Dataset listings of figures
=====
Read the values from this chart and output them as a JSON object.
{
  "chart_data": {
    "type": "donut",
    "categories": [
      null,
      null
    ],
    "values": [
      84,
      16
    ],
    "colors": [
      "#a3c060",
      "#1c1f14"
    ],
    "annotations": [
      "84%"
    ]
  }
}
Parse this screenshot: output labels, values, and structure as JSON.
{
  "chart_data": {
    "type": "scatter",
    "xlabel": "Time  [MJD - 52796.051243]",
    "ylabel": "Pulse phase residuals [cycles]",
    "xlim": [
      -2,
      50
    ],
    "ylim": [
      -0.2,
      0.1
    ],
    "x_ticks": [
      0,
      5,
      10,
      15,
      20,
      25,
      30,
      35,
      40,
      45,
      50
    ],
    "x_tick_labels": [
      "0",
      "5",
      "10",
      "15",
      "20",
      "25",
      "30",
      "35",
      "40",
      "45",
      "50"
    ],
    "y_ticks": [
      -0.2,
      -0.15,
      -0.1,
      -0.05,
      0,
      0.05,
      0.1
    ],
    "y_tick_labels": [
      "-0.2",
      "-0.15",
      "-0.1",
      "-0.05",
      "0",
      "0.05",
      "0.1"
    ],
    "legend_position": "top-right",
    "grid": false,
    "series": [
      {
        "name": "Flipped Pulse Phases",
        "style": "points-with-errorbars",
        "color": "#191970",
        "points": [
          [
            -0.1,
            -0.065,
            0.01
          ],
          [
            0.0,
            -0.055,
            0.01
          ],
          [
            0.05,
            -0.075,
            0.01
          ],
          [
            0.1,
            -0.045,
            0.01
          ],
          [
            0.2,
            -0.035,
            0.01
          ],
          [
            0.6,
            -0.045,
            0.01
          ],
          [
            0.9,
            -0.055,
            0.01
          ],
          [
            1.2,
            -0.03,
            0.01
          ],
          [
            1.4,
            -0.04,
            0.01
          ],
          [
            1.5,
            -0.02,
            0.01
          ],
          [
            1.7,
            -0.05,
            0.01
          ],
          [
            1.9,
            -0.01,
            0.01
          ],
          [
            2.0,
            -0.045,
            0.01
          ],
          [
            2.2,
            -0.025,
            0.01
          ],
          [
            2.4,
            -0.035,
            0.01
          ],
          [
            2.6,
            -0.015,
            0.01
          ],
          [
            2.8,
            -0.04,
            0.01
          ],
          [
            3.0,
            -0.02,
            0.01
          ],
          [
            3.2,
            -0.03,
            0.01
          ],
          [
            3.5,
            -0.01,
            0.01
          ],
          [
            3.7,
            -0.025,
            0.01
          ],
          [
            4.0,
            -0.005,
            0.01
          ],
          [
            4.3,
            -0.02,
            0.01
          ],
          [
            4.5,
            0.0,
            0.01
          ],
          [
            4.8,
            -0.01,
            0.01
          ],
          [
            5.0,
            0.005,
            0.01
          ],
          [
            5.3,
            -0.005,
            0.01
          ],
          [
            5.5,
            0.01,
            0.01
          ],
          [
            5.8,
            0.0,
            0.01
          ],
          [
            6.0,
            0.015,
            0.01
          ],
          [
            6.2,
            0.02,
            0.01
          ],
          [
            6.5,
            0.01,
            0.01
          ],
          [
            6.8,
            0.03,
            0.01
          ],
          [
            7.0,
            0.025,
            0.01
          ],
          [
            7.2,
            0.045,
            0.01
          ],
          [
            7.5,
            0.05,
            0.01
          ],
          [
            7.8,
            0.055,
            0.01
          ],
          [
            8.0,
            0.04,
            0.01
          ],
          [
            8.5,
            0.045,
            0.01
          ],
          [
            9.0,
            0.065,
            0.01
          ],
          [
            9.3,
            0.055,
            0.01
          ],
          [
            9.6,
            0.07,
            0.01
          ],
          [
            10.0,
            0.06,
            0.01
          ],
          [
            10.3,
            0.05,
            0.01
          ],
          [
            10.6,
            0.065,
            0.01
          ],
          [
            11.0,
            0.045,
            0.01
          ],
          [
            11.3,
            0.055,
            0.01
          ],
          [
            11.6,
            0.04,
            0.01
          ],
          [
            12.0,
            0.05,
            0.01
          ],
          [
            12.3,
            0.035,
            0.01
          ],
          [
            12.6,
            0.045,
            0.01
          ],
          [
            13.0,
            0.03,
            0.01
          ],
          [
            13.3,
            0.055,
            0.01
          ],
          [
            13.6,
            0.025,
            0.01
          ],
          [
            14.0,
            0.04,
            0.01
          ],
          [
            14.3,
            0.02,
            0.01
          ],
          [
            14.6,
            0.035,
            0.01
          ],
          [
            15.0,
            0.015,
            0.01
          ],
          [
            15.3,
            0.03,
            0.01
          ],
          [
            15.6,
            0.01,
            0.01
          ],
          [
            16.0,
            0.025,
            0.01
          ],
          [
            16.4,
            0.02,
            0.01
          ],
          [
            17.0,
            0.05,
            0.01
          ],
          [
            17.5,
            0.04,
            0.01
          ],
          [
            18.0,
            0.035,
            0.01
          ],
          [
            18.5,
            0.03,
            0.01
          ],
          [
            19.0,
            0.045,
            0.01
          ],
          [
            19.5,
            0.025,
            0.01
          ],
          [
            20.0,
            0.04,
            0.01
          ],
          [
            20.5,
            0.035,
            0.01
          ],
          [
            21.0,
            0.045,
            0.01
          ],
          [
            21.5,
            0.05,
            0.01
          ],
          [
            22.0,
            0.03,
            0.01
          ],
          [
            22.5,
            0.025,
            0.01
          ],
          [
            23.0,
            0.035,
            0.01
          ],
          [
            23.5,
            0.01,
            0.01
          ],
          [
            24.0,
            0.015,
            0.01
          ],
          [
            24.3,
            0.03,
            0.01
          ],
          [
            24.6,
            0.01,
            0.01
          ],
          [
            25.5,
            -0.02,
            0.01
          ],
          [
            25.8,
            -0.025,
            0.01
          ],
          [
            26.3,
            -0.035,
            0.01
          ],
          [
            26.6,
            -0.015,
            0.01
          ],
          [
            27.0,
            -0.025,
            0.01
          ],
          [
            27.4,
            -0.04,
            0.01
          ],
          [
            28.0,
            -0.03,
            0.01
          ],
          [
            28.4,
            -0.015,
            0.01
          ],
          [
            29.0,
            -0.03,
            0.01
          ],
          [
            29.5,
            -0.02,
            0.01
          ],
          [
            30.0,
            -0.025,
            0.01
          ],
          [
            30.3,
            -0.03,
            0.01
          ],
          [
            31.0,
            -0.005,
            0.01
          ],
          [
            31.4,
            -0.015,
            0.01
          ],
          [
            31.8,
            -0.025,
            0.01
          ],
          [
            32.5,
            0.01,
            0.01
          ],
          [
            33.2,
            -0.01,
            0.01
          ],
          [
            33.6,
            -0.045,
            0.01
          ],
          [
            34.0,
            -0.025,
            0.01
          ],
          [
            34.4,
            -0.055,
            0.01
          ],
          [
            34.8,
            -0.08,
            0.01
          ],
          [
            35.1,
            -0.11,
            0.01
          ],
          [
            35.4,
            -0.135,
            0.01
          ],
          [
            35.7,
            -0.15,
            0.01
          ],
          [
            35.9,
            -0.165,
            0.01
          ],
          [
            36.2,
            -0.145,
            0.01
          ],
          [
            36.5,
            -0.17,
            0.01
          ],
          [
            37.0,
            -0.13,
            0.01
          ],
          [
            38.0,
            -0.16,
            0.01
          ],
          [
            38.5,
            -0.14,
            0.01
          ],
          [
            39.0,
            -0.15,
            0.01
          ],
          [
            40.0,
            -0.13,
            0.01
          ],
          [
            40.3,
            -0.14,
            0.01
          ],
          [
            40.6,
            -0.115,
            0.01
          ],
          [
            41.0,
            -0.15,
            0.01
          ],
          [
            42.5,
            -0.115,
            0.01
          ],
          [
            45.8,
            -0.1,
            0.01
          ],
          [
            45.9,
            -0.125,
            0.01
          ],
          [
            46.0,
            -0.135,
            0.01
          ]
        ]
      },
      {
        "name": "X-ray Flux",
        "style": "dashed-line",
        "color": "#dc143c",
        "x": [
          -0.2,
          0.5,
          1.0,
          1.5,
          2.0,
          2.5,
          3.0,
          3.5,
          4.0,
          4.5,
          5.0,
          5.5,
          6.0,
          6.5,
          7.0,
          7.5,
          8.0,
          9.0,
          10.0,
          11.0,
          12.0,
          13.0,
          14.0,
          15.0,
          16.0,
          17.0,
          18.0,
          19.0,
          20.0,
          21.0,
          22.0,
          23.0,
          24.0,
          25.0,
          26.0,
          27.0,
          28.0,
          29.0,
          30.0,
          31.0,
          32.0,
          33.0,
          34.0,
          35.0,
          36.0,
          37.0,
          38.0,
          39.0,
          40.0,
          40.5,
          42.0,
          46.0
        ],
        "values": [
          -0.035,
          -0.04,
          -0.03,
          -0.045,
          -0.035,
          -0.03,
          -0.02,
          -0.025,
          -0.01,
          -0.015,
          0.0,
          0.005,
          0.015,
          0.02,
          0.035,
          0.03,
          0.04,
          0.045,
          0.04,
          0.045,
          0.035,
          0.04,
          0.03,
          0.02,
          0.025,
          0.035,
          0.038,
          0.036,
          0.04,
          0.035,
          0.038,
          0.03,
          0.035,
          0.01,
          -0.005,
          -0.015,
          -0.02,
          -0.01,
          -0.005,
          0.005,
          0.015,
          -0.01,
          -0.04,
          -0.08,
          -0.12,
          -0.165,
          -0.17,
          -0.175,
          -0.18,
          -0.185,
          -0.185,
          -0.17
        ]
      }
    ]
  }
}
=====
• **To be done**
Filter the data for the string "JSON" and copy every line that has it.

• **Solved problem**
Read the values from this chart and output them as a JSON object.
Parse this screenshot: output labels, values, and structure as JSON.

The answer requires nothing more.